§ **DATA FOR THIS TASK**:
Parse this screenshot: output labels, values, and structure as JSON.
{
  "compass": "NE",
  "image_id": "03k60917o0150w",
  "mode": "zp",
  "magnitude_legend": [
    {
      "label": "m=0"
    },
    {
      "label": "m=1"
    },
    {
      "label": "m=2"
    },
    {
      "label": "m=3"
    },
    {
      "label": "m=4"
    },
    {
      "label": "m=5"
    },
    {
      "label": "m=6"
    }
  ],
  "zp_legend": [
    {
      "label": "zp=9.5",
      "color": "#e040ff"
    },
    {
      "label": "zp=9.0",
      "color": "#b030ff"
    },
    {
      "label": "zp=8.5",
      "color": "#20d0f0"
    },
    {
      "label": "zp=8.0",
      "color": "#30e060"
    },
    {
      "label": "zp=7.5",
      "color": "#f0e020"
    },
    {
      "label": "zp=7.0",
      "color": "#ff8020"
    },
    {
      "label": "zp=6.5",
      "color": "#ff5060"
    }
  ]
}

§ **WHAT YOU ARE ASKED TO DO**: Say how many lines of the listing above contain "color", with no other words.

§ **ANSWER TO THE PROBLEM**: 7